→ Records excerpted from a collection:
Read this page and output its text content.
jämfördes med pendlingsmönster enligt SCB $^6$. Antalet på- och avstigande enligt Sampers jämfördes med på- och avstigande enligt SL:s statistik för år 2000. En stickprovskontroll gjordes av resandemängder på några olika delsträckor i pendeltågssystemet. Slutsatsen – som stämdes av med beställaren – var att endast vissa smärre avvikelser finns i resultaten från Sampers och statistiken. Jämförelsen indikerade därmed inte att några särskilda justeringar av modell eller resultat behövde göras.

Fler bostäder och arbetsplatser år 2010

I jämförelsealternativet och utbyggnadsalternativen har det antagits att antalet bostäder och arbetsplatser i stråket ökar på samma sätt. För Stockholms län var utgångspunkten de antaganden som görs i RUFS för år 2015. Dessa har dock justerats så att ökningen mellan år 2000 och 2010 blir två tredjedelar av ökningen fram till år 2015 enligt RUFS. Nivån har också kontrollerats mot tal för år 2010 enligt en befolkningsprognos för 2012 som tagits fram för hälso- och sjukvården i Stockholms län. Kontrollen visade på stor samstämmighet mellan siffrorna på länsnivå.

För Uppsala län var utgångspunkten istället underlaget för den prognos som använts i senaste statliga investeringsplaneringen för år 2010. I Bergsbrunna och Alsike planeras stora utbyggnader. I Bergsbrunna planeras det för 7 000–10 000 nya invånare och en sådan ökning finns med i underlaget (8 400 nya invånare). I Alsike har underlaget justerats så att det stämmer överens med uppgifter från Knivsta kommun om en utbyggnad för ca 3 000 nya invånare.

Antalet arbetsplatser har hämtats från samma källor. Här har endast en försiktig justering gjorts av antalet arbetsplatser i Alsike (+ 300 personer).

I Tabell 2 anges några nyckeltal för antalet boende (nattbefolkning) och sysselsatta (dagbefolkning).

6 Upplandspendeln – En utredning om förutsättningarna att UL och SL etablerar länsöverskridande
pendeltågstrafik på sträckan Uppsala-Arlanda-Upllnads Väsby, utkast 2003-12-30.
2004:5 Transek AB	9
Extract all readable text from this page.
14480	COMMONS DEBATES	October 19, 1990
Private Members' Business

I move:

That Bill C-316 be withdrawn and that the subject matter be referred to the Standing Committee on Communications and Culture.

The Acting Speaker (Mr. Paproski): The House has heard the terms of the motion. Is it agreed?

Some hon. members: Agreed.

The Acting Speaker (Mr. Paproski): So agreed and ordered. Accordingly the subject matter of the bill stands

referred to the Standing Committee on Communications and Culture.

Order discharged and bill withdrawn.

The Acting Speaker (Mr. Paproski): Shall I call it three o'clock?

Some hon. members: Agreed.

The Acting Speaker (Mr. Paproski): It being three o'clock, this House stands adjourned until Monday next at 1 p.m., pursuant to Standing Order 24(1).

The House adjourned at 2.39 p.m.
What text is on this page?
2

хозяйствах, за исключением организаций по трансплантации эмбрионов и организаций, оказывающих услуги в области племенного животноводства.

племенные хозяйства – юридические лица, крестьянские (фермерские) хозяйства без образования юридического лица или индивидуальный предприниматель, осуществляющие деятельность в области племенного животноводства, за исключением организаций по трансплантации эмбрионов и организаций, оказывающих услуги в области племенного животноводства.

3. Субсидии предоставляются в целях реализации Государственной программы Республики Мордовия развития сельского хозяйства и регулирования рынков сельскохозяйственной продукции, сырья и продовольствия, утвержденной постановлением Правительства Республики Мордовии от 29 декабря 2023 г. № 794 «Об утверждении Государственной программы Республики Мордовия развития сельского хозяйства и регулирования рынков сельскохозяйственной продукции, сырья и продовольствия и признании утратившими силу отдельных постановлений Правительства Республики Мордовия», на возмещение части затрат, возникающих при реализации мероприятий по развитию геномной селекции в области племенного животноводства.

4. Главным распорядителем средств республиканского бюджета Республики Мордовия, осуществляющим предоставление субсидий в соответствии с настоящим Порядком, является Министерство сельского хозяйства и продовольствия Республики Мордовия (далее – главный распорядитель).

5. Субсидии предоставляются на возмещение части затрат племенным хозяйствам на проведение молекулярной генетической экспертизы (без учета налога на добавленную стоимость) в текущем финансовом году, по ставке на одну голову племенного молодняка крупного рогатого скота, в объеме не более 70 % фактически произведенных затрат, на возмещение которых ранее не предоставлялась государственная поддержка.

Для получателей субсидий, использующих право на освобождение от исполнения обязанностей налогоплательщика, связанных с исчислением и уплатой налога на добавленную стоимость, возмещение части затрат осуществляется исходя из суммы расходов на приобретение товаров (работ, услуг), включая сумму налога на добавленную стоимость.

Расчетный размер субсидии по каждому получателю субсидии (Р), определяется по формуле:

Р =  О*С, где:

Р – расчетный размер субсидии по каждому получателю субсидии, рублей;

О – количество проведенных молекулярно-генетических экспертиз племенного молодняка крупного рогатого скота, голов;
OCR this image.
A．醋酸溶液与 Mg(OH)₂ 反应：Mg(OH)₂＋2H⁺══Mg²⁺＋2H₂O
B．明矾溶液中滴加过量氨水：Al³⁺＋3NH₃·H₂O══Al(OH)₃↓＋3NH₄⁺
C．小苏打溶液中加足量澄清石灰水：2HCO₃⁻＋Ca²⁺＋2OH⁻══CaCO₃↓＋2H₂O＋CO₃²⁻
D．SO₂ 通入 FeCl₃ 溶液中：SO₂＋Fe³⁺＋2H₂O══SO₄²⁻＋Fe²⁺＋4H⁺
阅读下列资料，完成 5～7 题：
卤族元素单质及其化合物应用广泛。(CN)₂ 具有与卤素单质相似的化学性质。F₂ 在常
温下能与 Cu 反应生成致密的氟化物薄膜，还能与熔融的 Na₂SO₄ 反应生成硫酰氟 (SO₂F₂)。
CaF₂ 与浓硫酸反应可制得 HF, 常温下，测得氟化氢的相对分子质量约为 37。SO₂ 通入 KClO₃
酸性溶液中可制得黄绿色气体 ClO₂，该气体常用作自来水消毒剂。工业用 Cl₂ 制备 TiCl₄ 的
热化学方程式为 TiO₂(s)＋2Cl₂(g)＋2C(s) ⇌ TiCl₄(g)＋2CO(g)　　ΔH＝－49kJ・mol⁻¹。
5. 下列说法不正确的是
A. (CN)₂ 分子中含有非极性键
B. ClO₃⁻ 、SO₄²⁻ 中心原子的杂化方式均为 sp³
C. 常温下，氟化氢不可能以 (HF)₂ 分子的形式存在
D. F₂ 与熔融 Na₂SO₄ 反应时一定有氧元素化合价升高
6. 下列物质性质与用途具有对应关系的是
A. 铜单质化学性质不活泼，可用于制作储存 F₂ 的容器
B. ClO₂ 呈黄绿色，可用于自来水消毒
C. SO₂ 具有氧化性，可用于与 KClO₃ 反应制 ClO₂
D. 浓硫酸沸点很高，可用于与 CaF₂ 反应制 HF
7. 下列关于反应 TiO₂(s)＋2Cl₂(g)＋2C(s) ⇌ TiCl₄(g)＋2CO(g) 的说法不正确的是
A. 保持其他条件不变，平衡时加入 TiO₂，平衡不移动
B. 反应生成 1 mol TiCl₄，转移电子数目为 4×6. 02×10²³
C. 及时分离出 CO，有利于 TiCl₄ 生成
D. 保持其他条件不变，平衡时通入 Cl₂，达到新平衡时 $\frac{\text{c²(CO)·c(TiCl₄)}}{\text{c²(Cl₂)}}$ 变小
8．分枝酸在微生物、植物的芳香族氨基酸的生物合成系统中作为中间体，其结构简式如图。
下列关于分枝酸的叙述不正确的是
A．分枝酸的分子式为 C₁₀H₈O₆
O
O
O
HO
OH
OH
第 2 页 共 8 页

→ Exercise objective: Among the records above, find each line holding the string "three" and pull it out.

→ Completed task:
The Acting Speaker (Mr. Paproski): Shall I call it three o'clock?
The Acting Speaker (Mr. Paproski): It being three o'clock, this House stands adjourned until Monday next at 1 p.m., pursuant to Standing Order 24(1).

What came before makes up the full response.